→ Your task: Comb the records below for the string "text" and copy each line where it turns up.

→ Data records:

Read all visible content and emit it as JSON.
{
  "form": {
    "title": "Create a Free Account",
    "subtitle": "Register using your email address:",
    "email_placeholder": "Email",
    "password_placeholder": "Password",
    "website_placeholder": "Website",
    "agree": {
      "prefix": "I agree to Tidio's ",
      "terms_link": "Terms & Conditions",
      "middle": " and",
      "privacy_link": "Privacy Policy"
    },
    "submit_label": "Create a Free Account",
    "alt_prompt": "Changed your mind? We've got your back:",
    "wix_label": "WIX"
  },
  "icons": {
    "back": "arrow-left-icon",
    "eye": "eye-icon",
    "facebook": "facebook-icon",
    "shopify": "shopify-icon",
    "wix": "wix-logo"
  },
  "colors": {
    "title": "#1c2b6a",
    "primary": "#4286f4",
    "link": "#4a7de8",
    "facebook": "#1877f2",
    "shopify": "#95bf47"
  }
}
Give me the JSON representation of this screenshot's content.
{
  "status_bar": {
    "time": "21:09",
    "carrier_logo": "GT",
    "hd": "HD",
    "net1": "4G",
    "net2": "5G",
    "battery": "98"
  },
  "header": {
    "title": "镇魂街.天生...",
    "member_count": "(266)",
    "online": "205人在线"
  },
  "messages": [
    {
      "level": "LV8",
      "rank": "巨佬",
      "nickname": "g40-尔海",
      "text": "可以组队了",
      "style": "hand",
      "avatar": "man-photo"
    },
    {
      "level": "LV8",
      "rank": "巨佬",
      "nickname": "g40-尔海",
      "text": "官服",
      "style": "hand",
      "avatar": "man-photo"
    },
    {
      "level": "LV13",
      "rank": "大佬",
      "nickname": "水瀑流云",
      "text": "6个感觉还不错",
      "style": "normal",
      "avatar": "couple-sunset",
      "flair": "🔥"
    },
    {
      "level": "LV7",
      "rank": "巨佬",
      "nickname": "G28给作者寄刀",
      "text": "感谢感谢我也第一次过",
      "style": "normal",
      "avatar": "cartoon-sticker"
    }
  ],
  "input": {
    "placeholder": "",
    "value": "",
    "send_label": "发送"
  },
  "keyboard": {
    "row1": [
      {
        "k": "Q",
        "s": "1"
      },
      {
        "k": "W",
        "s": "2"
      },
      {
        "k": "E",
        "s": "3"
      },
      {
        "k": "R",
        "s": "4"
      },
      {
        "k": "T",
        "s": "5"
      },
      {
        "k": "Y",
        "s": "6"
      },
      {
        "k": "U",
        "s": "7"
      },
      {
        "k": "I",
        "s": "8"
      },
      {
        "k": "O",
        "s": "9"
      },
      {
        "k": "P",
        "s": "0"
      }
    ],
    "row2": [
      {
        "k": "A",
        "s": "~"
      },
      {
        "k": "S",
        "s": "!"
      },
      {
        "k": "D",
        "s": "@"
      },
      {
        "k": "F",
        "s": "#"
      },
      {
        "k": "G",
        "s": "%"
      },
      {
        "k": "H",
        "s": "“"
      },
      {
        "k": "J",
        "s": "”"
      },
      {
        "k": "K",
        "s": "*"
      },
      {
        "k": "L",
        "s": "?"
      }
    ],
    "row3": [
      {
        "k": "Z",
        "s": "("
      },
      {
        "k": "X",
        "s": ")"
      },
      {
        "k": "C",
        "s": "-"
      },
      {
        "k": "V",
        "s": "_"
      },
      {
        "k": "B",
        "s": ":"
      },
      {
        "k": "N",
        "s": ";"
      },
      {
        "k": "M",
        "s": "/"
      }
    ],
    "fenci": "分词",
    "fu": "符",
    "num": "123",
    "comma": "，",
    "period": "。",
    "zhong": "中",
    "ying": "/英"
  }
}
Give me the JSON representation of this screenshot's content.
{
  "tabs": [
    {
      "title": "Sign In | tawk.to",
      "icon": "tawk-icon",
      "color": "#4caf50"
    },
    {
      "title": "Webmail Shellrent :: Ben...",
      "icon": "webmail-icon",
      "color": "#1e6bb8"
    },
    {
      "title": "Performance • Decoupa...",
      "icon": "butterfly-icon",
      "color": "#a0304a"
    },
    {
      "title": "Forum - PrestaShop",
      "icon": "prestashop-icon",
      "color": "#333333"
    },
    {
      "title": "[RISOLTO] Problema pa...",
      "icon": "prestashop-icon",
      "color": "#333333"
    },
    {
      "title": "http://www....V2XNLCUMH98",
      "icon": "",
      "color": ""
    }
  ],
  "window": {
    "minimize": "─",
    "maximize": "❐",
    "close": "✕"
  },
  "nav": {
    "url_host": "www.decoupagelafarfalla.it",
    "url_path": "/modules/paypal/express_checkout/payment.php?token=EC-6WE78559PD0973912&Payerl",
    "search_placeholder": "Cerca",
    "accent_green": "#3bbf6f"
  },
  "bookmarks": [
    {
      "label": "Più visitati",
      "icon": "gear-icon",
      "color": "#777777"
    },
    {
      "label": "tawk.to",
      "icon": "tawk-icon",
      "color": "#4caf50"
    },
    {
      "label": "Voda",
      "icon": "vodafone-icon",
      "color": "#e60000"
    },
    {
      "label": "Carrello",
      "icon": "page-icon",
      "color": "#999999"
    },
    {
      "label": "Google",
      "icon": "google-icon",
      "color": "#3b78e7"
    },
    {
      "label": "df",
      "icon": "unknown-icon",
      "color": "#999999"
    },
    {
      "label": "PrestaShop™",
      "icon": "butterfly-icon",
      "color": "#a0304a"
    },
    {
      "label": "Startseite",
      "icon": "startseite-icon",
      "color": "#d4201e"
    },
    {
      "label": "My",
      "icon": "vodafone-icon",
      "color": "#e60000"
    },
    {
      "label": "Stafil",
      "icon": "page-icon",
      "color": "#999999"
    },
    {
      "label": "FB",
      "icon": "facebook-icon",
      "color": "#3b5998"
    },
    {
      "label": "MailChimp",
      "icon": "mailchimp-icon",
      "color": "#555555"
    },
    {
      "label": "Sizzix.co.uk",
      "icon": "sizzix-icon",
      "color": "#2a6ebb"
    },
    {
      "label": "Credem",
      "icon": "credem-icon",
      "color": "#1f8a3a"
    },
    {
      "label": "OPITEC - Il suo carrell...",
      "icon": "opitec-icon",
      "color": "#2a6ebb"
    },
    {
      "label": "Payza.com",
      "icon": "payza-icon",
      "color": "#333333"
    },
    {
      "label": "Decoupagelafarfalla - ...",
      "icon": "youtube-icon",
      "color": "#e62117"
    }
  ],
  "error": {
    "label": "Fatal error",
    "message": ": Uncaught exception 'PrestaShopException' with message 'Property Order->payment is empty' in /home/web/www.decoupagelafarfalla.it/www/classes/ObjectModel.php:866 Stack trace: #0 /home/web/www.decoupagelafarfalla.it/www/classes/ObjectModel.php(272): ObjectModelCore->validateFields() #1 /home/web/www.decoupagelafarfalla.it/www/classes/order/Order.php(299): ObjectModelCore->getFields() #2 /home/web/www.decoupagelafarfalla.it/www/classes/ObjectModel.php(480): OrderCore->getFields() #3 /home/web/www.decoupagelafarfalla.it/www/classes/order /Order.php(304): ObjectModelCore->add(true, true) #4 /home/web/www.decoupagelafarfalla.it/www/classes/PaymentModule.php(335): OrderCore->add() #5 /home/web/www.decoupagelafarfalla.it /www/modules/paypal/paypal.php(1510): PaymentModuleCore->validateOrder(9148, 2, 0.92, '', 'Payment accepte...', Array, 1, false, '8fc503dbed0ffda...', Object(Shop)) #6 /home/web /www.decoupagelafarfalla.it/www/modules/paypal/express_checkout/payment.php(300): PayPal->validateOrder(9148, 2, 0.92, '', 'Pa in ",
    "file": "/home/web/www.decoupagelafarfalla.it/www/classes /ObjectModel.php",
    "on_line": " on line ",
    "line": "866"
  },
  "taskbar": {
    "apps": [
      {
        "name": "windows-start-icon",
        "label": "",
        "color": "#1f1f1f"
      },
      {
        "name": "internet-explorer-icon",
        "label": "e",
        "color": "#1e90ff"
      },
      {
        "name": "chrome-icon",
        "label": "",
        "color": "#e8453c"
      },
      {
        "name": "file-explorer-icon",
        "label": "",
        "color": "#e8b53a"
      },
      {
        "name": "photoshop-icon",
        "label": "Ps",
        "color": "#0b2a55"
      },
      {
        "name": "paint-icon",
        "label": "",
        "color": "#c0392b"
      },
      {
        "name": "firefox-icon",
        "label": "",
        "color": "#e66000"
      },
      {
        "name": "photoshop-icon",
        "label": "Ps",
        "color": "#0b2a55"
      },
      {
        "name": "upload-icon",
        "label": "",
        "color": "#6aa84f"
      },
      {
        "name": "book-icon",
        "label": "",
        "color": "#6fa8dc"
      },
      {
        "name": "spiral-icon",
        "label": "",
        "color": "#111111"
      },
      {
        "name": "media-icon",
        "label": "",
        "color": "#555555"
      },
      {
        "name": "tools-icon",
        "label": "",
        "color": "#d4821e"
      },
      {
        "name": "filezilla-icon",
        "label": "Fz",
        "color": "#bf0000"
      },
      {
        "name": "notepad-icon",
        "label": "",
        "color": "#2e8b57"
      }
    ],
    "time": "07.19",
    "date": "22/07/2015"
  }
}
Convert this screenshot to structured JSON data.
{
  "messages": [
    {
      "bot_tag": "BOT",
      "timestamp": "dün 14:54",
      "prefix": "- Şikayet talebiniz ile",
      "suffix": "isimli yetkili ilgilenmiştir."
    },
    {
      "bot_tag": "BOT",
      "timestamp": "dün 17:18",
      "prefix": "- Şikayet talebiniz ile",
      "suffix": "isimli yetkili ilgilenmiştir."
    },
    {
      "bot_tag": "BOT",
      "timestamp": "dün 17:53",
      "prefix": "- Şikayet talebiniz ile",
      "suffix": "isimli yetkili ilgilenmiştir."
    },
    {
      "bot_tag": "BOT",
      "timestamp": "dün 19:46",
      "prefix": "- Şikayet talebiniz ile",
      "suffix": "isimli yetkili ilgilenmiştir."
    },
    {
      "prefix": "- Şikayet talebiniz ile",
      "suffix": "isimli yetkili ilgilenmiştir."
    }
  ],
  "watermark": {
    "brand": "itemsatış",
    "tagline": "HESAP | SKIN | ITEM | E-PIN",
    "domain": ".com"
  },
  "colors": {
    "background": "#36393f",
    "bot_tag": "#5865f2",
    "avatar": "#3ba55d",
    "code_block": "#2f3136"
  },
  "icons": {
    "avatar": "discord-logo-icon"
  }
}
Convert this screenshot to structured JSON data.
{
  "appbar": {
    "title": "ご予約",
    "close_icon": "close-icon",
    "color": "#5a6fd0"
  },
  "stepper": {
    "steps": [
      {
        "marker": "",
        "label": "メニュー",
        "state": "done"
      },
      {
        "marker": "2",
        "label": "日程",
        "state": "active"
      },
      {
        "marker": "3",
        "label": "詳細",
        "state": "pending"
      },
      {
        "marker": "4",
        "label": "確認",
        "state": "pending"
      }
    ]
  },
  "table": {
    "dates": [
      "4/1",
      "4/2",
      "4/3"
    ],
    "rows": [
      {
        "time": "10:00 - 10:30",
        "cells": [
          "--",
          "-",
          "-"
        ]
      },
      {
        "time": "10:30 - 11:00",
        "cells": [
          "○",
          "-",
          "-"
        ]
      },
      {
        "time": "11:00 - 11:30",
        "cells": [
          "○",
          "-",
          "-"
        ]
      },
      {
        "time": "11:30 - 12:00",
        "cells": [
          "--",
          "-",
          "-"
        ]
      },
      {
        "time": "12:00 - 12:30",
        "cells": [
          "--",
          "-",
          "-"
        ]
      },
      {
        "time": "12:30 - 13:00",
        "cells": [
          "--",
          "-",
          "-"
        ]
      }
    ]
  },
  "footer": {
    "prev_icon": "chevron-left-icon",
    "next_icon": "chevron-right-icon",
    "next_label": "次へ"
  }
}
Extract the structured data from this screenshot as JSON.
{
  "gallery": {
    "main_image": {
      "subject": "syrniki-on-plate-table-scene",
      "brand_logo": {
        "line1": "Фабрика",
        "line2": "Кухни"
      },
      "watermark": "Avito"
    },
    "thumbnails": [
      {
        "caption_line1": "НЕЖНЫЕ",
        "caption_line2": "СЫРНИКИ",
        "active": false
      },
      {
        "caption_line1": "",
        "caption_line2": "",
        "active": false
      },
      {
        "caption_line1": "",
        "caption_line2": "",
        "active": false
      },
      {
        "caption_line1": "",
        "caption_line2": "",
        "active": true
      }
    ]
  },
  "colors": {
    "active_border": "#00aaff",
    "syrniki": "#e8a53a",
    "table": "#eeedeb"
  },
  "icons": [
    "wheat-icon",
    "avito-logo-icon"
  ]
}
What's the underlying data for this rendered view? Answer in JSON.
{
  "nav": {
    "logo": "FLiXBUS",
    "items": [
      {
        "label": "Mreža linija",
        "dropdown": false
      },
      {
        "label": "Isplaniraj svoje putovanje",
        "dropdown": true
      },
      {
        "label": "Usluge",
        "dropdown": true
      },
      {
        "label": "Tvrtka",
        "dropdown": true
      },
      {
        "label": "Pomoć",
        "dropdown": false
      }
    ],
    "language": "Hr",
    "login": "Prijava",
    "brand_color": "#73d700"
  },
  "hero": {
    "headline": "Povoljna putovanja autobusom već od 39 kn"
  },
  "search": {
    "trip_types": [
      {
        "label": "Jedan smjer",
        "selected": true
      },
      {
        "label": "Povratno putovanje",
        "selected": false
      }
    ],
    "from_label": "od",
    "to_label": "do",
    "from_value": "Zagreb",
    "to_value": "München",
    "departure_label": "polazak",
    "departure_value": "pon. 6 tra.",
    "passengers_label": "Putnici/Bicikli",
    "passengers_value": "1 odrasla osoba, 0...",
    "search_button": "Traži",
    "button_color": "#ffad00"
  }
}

→ Answer to this problem:
      "text": "可以组队了",
      "text": "官服",
      "text": "6个感觉还不错",
      "text": "感谢感谢我也第一次过",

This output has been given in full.